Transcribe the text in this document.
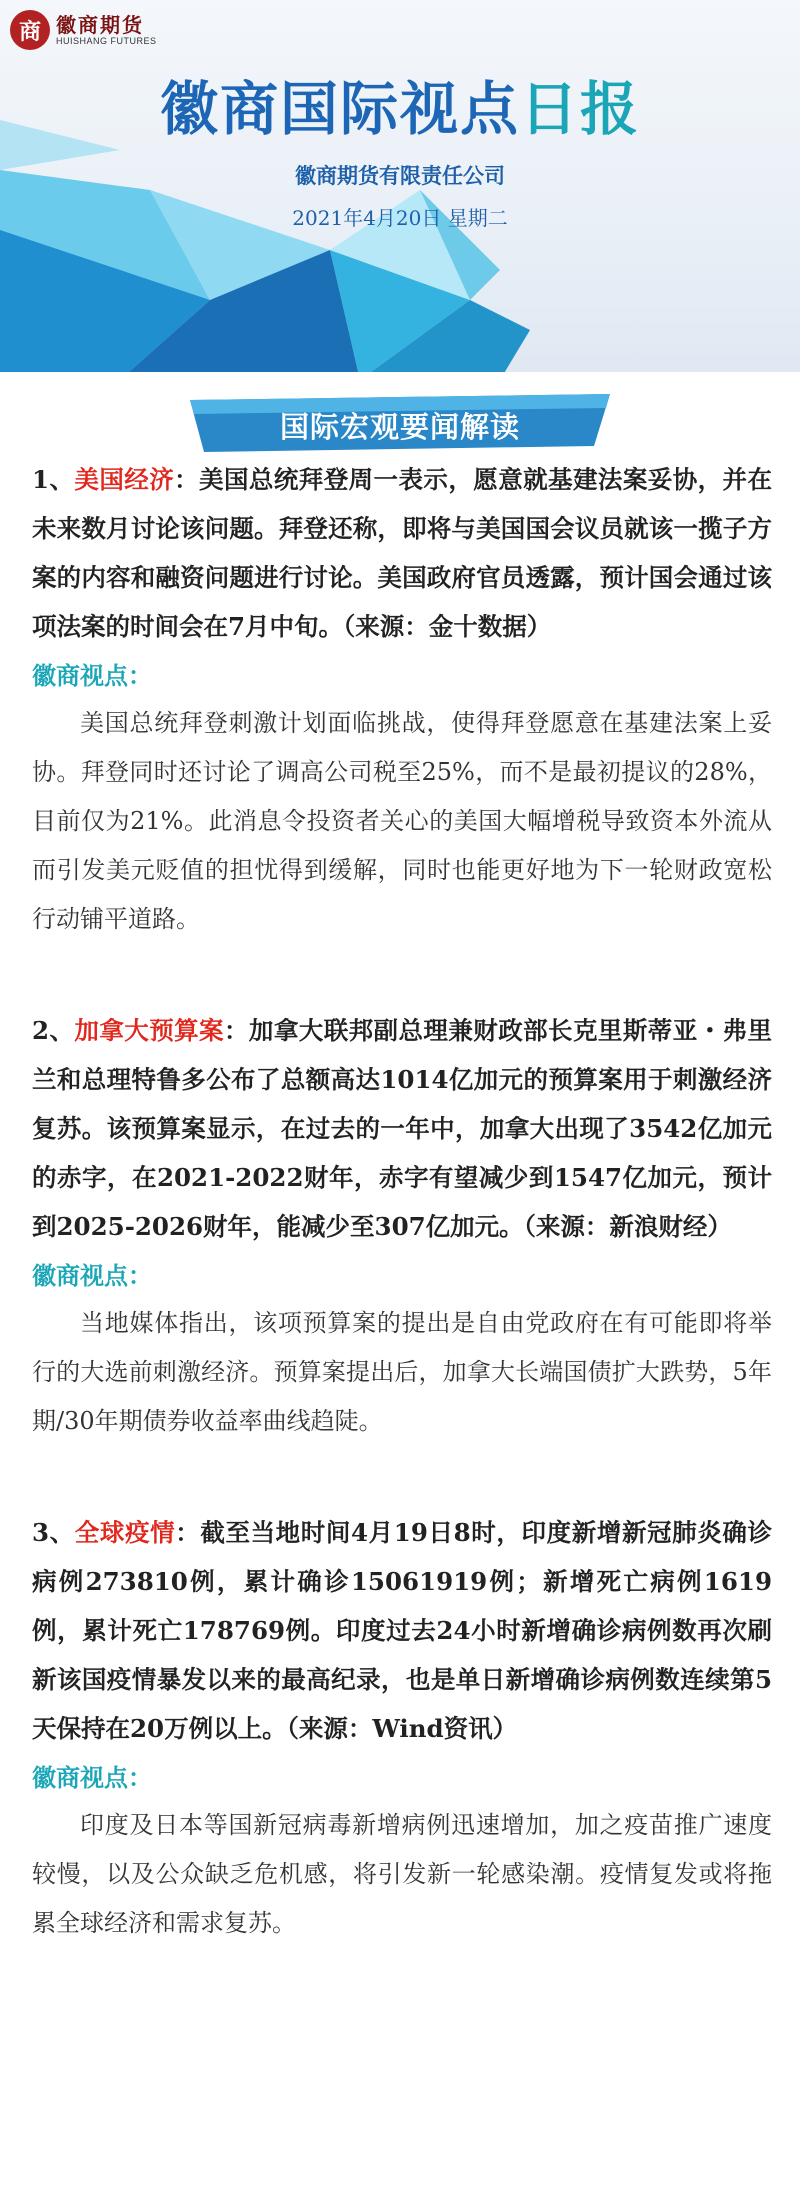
商 徽商期货
HUISHANG FUTURES
徽商国际视点日报
徽商期货有限责任公司
2021年4月20日 星期二
国际宏观要闻解读

1、美国经济：美国总统拜登周一表示，愿意就基建法案妥协，并在未来数月讨论该问题。拜登还称，即将与美国国会议员就该一揽子方案的内容和融资问题进行讨论。美国政府官员透露，预计国会通过该项法案的时间会在7月中旬。（来源：金十数据）

徽商视点：

美国总统拜登刺激计划面临挑战，使得拜登愿意在基建法案上妥协。拜登同时还讨论了调高公司税至25%，而不是最初提议的28%，目前仅为21%。此消息令投资者关心的美国大幅增税导致资本外流从而引发美元贬值的担忧得到缓解，同时也能更好地为下一轮财政宽松行动铺平道路。

2、加拿大预算案：加拿大联邦副总理兼财政部长克里斯蒂亚・弗里兰和总理特鲁多公布了总额高达1014亿加元的预算案用于刺激经济复苏。该预算案显示，在过去的一年中，加拿大出现了3542亿加元的赤字，在2021-2022财年，赤字有望减少到1547亿加元，预计到2025-2026财年，能减少至307亿加元。（来源：新浪财经）

徽商视点：

当地媒体指出，该项预算案的提出是自由党政府在有可能即将举行的大选前刺激经济。预算案提出后，加拿大长端国债扩大跌势，5年期/30年期债券收益率曲线趋陡。

3、全球疫情：截至当地时间4月19日8时，印度新增新冠肺炎确诊病例273810例，累计确诊15061919例；新增死亡病例1619例，累计死亡178769例。印度过去24小时新增确诊病例数再次刷新该国疫情暴发以来的最高纪录，也是单日新增确诊病例数连续第5天保持在20万例以上。（来源：Wind资讯）

徽商视点：

印度及日本等国新冠病毒新增病例迅速增加，加之疫苗推广速度较慢，以及公众缺乏危机感，将引发新一轮感染潮。疫情复发或将拖累全球经济和需求复苏。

***

What to produce ▸ Omit every picture, and otherwise quote the entries exactly.

Answer for the task ▸
Transcribe the text in this document.
商 徽商期货
HUISHANG FUTURES
徽商国际视点日报
徽商期货有限责任公司
2021年4月20日 星期二
国际宏观要闻解读

1、美国经济：美国总统拜登周一表示，愿意就基建法案妥协，并在未来数月讨论该问题。拜登还称，即将与美国国会议员就该一揽子方案的内容和融资问题进行讨论。美国政府官员透露，预计国会通过该项法案的时间会在7月中旬。（来源：金十数据）

徽商视点：

美国总统拜登刺激计划面临挑战，使得拜登愿意在基建法案上妥协。拜登同时还讨论了调高公司税至25%，而不是最初提议的28%，目前仅为21%。此消息令投资者关心的美国大幅增税导致资本外流从而引发美元贬值的担忧得到缓解，同时也能更好地为下一轮财政宽松行动铺平道路。

2、加拿大预算案：加拿大联邦副总理兼财政部长克里斯蒂亚・弗里兰和总理特鲁多公布了总额高达1014亿加元的预算案用于刺激经济复苏。该预算案显示，在过去的一年中，加拿大出现了3542亿加元的赤字，在2021-2022财年，赤字有望减少到1547亿加元，预计到2025-2026财年，能减少至307亿加元。（来源：新浪财经）

徽商视点：

当地媒体指出，该项预算案的提出是自由党政府在有可能即将举行的大选前刺激经济。预算案提出后，加拿大长端国债扩大跌势，5年期/30年期债券收益率曲线趋陡。

3、全球疫情：截至当地时间4月19日8时，印度新增新冠肺炎确诊病例273810例，累计确诊15061919例；新增死亡病例1619例，累计死亡178769例。印度过去24小时新增确诊病例数再次刷新该国疫情暴发以来的最高纪录，也是单日新增确诊病例数连续第5天保持在20万例以上。（来源：Wind资讯）

徽商视点：

印度及日本等国新冠病毒新增病例迅速增加，加之疫苗推广速度较慢，以及公众缺乏危机感，将引发新一轮感染潮。疫情复发或将拖累全球经济和需求复苏。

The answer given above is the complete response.